(PROBLEM DESCRIPTION): Reproduce the passage of the discussion on overnight market trading below, starting at "One aspect of" and ending at "an outsize impact.".

Call me naive, but how can the market be affected by election results overnight/wee hours Eastern Time when trading has closed for the day? CNN showed like a cluster of four digital counters indicating the present condition of the futures market and three other markets, as I recall, all down (due to the uncertainty) as Trump figures rose. (Does Wall Street have a 24/7 drive-thru? Do these brokers ever sleep?) Please fill me in…gently.
You know there’s a great big world out there right? Thanks to electronic trading, trading goes on basically around the clock - no need for people.
The NYSE is only open certain hours, but there are futures markets in Europe and Asia that trade equity futures. Those are open in the US nighttime and is probably where the futures prices were quoted from.
The numbers they were showing were futures numbers. Futures are traded constantly.
What’s interesting is that after an initial 5% drop the markets recovered and only opened slightly down, and at this time they’re over 1% higher than yesterday.
One aspect of this is that futures tend to be more thinly traded than ordinary markets, so an overreaction by a small group of people has an outsize impact.
Should have been short selling yesterday … meh …
As noted, you would have lost your money, since the market rebounded sharply.
Carl Icahn apparently bet heavily on the market when it tanked last night - or so he claims.

(MATERIAL):
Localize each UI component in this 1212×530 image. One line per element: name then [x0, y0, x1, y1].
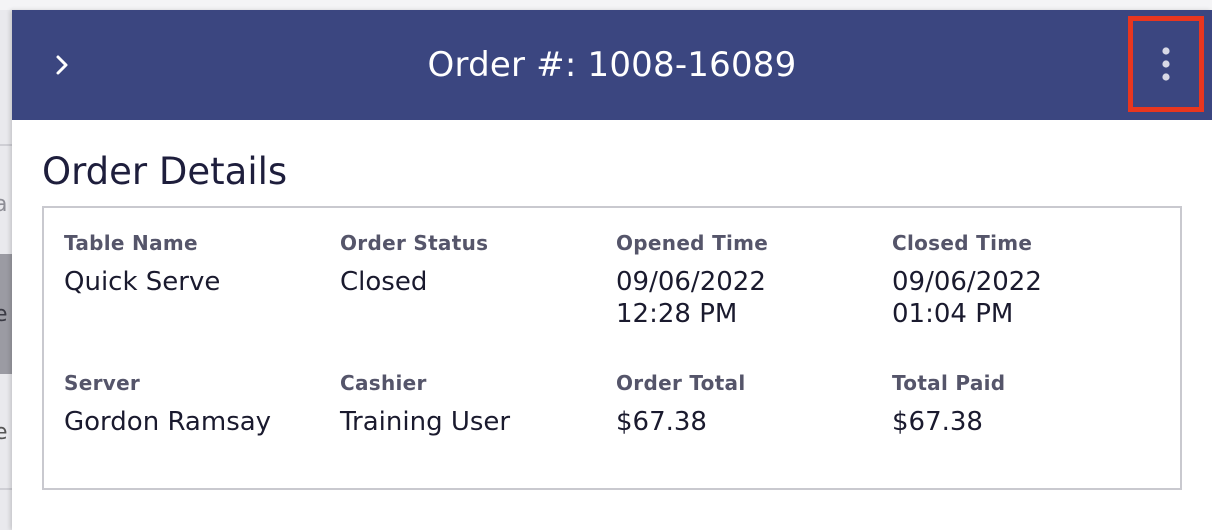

(FINISHED EXERCISE):
One aspect of this is that futures tend to be more thinly traded than ordinary markets, so an overreaction by a small group of people has an outsize impact.